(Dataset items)

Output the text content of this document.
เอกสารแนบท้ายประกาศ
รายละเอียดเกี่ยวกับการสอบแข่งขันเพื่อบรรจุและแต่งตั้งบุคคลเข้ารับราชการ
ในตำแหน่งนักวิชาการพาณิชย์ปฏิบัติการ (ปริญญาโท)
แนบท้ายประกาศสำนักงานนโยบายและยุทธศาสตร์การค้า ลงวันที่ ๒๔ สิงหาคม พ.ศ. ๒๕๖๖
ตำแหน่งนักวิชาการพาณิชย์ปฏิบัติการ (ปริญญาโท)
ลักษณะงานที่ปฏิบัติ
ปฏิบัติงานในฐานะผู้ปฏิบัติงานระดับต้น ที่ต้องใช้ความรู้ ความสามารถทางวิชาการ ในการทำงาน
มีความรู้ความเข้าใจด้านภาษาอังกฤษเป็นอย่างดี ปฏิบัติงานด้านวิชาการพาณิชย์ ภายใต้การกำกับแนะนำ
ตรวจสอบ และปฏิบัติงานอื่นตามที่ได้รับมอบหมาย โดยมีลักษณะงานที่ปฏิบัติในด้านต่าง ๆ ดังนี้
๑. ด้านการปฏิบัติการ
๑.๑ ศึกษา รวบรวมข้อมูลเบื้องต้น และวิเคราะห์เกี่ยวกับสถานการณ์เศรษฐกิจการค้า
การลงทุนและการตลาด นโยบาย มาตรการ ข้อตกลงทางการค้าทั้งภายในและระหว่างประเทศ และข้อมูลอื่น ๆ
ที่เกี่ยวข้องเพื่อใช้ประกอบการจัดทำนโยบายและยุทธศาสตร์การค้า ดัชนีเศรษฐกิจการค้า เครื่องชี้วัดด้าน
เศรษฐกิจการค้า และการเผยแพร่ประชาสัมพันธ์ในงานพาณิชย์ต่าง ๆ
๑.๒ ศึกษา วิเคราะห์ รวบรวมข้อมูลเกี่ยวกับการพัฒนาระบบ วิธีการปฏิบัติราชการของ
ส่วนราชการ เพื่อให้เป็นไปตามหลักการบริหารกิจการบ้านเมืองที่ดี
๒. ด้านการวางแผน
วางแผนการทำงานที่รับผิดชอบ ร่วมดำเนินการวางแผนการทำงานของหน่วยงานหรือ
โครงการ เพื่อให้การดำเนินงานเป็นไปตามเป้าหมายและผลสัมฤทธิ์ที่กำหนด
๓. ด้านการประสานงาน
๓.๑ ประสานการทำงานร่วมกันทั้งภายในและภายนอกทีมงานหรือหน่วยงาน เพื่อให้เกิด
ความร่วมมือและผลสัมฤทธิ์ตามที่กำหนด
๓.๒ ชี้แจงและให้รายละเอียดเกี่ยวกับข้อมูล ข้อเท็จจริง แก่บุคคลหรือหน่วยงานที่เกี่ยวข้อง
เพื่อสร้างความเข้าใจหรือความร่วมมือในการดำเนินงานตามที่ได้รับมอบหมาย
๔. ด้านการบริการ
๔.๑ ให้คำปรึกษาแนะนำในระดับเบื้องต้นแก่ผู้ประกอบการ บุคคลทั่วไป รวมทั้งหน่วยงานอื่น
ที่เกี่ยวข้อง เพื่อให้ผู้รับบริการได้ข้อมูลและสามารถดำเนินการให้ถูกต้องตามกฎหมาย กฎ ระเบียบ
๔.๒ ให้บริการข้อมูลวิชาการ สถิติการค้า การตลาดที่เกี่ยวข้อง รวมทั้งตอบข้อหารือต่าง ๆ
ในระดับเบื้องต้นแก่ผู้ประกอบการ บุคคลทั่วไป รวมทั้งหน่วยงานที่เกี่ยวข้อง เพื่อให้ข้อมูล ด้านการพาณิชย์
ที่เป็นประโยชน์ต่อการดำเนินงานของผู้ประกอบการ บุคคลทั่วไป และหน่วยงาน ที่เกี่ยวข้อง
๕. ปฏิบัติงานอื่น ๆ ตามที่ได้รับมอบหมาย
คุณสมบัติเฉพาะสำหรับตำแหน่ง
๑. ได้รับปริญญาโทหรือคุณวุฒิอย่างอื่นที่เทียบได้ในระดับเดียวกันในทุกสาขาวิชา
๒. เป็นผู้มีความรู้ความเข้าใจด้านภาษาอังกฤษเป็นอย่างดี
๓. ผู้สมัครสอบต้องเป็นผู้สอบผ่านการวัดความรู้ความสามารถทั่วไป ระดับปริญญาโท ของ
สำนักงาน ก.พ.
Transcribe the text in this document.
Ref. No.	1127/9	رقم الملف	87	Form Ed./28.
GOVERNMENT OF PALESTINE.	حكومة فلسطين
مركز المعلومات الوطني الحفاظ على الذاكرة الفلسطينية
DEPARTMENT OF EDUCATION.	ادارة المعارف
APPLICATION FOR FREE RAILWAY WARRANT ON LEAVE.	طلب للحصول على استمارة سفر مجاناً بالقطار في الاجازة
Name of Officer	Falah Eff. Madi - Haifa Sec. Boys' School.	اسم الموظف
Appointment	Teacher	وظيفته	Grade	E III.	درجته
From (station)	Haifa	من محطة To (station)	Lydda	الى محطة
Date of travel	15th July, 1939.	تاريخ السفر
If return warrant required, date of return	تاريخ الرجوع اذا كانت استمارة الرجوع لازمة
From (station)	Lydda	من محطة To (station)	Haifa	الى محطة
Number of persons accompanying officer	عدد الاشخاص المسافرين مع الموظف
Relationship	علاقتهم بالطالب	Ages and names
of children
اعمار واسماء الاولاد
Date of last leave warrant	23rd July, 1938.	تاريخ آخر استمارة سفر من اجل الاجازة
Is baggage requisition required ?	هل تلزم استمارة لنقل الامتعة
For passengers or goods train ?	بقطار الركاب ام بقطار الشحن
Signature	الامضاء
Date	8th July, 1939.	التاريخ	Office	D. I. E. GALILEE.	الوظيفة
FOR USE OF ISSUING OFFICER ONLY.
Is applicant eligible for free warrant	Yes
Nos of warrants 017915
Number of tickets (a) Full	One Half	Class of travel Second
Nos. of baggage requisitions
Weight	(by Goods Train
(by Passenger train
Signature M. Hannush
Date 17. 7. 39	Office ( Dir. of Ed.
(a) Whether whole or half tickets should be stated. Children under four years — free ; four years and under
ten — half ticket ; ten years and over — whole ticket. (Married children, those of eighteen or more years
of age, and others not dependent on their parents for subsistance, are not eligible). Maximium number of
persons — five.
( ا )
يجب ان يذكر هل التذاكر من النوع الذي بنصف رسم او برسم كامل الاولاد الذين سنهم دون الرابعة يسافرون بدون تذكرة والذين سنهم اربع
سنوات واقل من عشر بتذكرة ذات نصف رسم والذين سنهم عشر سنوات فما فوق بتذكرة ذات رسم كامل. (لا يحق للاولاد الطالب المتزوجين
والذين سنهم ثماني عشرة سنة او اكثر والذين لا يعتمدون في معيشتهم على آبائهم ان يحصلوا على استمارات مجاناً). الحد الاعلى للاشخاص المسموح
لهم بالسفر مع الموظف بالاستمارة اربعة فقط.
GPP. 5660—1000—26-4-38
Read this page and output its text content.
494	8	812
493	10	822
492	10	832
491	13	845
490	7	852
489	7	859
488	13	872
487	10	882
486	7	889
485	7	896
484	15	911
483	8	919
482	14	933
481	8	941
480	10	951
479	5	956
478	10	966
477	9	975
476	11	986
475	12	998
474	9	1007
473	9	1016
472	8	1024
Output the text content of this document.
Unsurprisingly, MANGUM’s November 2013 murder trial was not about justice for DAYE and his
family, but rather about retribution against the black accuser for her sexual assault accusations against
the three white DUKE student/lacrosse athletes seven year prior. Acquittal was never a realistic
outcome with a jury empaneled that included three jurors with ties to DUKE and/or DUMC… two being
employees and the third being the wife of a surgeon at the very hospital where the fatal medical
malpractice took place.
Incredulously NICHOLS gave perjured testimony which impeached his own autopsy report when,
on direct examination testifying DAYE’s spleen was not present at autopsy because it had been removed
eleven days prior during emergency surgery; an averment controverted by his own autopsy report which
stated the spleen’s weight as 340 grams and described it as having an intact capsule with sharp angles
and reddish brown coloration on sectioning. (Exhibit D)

Request:
Reproduce every line of the listing above in which the string "From" appears.

Answer to this task:
From (station)	Haifa	من محطة To (station)	Lydda	الى محطة
From (station)	Lydda	من محطة To (station)	Haifa	الى محطة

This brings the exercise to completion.